#### Directions for this task
Identify and copy all lines of the material where the string "content" is found.

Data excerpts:
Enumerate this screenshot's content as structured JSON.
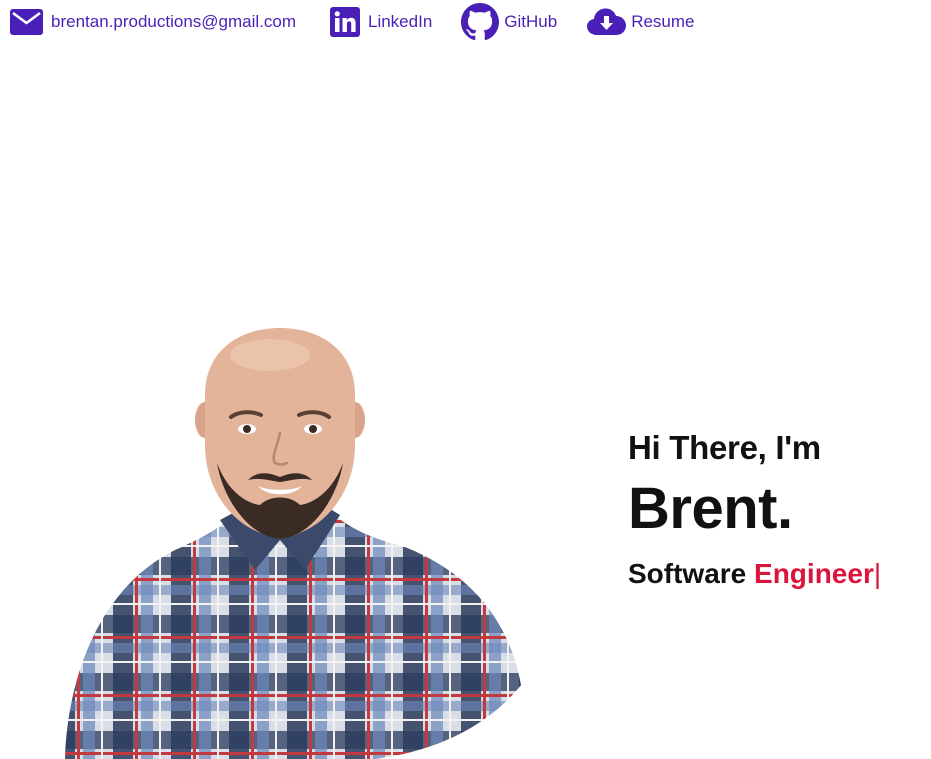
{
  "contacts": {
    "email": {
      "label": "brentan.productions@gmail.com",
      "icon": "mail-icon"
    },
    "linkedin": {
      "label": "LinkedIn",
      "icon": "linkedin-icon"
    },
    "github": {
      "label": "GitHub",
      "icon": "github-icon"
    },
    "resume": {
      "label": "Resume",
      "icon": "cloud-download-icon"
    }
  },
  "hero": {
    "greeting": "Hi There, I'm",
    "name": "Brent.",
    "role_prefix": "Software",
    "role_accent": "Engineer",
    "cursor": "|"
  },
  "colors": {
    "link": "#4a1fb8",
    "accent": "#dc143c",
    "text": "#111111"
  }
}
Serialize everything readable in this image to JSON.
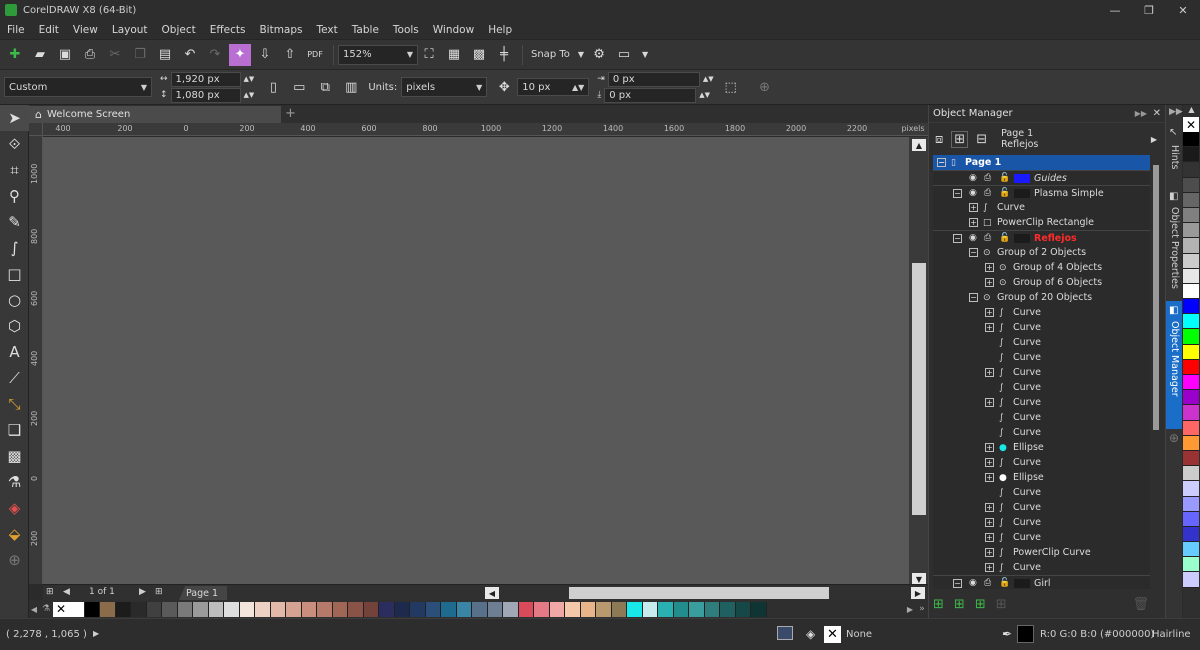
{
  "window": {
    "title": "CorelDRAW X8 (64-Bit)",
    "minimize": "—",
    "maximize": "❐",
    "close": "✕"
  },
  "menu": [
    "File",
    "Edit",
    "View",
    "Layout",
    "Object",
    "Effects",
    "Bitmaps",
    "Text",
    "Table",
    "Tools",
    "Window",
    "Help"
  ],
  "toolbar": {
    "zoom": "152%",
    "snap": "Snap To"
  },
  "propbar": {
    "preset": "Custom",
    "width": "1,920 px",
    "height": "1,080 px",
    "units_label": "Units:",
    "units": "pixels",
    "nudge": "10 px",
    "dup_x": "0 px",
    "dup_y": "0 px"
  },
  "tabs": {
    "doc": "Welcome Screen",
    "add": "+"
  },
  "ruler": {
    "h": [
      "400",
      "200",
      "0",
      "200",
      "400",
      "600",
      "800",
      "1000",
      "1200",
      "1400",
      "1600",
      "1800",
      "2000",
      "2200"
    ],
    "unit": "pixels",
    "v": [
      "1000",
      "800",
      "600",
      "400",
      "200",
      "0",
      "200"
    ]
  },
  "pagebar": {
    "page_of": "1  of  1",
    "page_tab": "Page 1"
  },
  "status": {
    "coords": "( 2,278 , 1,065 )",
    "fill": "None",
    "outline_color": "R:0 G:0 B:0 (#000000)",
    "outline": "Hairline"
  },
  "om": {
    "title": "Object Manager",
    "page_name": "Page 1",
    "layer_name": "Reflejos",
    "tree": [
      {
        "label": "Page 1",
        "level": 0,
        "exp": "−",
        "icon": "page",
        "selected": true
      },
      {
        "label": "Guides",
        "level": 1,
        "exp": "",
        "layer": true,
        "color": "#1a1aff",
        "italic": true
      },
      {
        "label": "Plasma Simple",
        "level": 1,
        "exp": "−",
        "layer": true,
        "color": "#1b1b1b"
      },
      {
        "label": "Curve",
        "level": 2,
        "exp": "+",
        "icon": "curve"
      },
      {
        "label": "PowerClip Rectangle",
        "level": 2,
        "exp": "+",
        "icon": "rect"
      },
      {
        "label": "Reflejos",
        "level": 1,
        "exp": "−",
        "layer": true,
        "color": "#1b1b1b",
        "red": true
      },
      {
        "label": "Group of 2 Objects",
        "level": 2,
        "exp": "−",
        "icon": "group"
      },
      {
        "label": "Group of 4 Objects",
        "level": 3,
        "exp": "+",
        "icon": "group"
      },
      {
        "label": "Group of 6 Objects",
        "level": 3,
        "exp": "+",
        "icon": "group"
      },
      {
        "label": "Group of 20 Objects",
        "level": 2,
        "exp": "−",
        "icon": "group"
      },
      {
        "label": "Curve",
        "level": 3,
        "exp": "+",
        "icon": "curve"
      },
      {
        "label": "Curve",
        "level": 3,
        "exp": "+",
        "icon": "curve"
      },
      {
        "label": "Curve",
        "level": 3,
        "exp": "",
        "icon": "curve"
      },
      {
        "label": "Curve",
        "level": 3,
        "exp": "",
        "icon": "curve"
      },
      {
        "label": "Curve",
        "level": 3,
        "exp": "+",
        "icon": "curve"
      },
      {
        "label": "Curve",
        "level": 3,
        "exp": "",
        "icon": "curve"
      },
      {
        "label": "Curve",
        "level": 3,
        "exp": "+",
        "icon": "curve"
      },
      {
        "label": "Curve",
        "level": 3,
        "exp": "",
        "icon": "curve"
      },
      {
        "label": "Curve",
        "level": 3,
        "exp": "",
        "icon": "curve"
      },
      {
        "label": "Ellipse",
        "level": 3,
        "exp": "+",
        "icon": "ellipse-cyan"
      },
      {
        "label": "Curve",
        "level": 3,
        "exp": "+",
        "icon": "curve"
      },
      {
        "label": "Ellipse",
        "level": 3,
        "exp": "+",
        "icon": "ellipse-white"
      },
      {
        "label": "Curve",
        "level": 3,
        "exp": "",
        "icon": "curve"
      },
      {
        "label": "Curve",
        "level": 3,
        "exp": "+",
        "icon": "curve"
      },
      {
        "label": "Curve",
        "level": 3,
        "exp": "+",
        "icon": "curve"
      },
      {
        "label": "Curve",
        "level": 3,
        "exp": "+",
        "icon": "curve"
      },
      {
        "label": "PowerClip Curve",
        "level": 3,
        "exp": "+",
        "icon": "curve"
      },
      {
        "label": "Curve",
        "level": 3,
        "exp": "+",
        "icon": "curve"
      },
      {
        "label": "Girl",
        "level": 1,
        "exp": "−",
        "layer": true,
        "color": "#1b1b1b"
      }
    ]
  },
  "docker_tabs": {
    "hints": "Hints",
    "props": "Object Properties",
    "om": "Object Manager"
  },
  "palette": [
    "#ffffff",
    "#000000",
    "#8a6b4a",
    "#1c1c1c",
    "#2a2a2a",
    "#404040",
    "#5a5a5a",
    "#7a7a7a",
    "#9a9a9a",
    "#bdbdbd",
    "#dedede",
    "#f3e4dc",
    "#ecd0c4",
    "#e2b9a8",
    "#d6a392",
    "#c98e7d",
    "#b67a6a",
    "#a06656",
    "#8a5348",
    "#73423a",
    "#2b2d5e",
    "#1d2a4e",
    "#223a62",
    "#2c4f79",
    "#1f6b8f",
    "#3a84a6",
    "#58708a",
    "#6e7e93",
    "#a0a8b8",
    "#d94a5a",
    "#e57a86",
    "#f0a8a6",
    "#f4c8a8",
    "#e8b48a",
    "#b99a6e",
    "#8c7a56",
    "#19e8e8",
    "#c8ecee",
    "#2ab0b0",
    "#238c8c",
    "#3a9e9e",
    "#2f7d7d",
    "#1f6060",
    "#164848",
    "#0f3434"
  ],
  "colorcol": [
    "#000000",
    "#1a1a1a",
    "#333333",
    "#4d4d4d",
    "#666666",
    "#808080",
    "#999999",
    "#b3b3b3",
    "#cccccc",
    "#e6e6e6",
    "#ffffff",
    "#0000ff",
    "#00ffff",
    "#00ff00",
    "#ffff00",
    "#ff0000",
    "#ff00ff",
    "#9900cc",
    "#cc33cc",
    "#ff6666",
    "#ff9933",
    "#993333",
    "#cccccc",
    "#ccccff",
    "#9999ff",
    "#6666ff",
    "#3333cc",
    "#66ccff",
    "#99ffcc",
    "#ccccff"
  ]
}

==

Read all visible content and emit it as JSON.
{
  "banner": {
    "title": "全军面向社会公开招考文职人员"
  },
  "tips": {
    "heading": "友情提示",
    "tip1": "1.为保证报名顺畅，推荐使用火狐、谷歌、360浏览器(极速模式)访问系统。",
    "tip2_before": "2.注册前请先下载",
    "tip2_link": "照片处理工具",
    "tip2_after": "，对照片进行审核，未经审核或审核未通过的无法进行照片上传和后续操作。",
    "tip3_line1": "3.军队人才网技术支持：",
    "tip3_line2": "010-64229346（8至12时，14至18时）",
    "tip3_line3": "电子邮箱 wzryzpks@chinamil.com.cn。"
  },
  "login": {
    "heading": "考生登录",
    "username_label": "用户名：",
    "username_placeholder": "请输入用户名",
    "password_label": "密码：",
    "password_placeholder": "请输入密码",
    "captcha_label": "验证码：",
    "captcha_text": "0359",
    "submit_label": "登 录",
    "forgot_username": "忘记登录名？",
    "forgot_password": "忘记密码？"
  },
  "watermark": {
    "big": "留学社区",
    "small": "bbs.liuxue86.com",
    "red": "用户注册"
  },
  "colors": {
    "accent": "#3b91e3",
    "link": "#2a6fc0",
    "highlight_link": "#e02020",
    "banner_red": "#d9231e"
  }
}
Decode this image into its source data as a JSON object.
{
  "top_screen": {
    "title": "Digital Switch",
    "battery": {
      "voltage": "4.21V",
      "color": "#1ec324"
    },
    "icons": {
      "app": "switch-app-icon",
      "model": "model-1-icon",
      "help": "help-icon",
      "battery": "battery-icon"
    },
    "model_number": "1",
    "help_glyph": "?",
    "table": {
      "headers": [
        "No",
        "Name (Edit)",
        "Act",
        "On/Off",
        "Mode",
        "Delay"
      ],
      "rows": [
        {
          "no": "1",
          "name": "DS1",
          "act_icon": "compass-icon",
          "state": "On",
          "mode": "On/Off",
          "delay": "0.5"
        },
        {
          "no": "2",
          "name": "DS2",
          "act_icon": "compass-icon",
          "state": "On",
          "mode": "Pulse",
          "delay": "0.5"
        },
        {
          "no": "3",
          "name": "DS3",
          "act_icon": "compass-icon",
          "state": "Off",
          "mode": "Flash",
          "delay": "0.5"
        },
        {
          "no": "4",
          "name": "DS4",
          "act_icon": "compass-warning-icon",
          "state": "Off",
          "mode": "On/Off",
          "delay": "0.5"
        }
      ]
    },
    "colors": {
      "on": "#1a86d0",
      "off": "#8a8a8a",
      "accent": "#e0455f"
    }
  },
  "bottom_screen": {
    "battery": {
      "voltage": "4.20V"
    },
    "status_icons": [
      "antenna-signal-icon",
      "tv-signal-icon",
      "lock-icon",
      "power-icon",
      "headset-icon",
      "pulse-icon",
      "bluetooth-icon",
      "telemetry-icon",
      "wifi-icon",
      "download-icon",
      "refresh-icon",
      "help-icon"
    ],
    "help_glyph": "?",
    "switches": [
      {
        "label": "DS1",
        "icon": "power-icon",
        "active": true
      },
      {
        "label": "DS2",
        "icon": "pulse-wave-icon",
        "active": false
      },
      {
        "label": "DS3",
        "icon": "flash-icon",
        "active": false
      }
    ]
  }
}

#### Answer to the exercise
Enumerate this screenshot's content as structured JSON.
Read all visible content and emit it as JSON.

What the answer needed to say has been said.